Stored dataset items
----------------------------------------

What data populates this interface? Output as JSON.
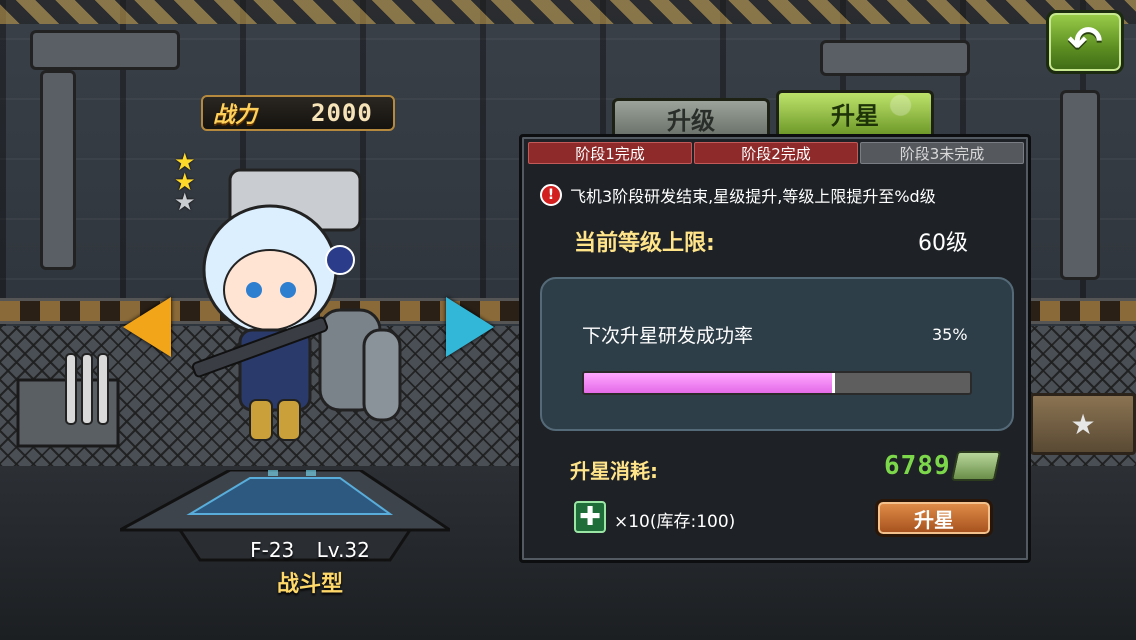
{
  "power": {
    "label": "战力",
    "value": "2000"
  },
  "stars": {
    "filled": 2,
    "total": 3
  },
  "plane": {
    "model": "F-23",
    "level": "Lv.32",
    "type": "战斗型"
  },
  "tabs": [
    {
      "label": "升级",
      "active": false
    },
    {
      "label": "升星",
      "active": true
    }
  ],
  "stages": [
    {
      "label": "阶段1完成",
      "status": "done"
    },
    {
      "label": "阶段2完成",
      "status": "done"
    },
    {
      "label": "阶段3未完成",
      "status": "pending"
    }
  ],
  "notice": "飞机3阶段研发结束,星级提升,等级上限提升至%d级",
  "level_cap": {
    "label": "当前等级上限:",
    "value": "60级"
  },
  "success": {
    "label": "下次升星研发成功率",
    "percent_text": "35%",
    "bar_fill_fraction": 0.65
  },
  "cost": {
    "label": "升星消耗:",
    "money": "6789",
    "item_text": "×10(库存:100)"
  },
  "star_button": "升星",
  "icons": {
    "back": "back-arrow-icon",
    "warn": "exclamation-icon",
    "money": "money-stack-icon",
    "item": "plus-cross-icon",
    "star": "star-icon"
  },
  "colors": {
    "power_text": "#ffd15a",
    "cost_money": "#7cd84a",
    "stage_done": "#8e2a2a",
    "stage_pending": "#55595e",
    "progress_fill": "#e46ae8",
    "star_button": "#c06a2c"
  }
}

----------------------------------------

What comes back should match the records exactly, minus any pictures.

What data populates this interface? Output as JSON.
{
  "power": {
    "label": "战力",
    "value": "2000"
  },
  "stars": {
    "filled": 2,
    "total": 3
  },
  "plane": {
    "model": "F-23",
    "level": "Lv.32",
    "type": "战斗型"
  },
  "tabs": [
    {
      "label": "升级",
      "active": false
    },
    {
      "label": "升星",
      "active": true
    }
  ],
  "stages": [
    {
      "label": "阶段1完成",
      "status": "done"
    },
    {
      "label": "阶段2完成",
      "status": "done"
    },
    {
      "label": "阶段3未完成",
      "status": "pending"
    }
  ],
  "notice": "飞机3阶段研发结束,星级提升,等级上限提升至%d级",
  "level_cap": {
    "label": "当前等级上限:",
    "value": "60级"
  },
  "success": {
    "label": "下次升星研发成功率",
    "percent_text": "35%",
    "bar_fill_fraction": 0.65
  },
  "cost": {
    "label": "升星消耗:",
    "money": "6789",
    "item_text": "×10(库存:100)"
  },
  "star_button": "升星",
  "icons": {
    "back": "back-arrow-icon",
    "warn": "exclamation-icon",
    "money": "money-stack-icon",
    "item": "plus-cross-icon",
    "star": "star-icon"
  },
  "colors": {
    "power_text": "#ffd15a",
    "cost_money": "#7cd84a",
    "stage_done": "#8e2a2a",
    "stage_pending": "#55595e",
    "progress_fill": "#e46ae8",
    "star_button": "#c06a2c"
  }
}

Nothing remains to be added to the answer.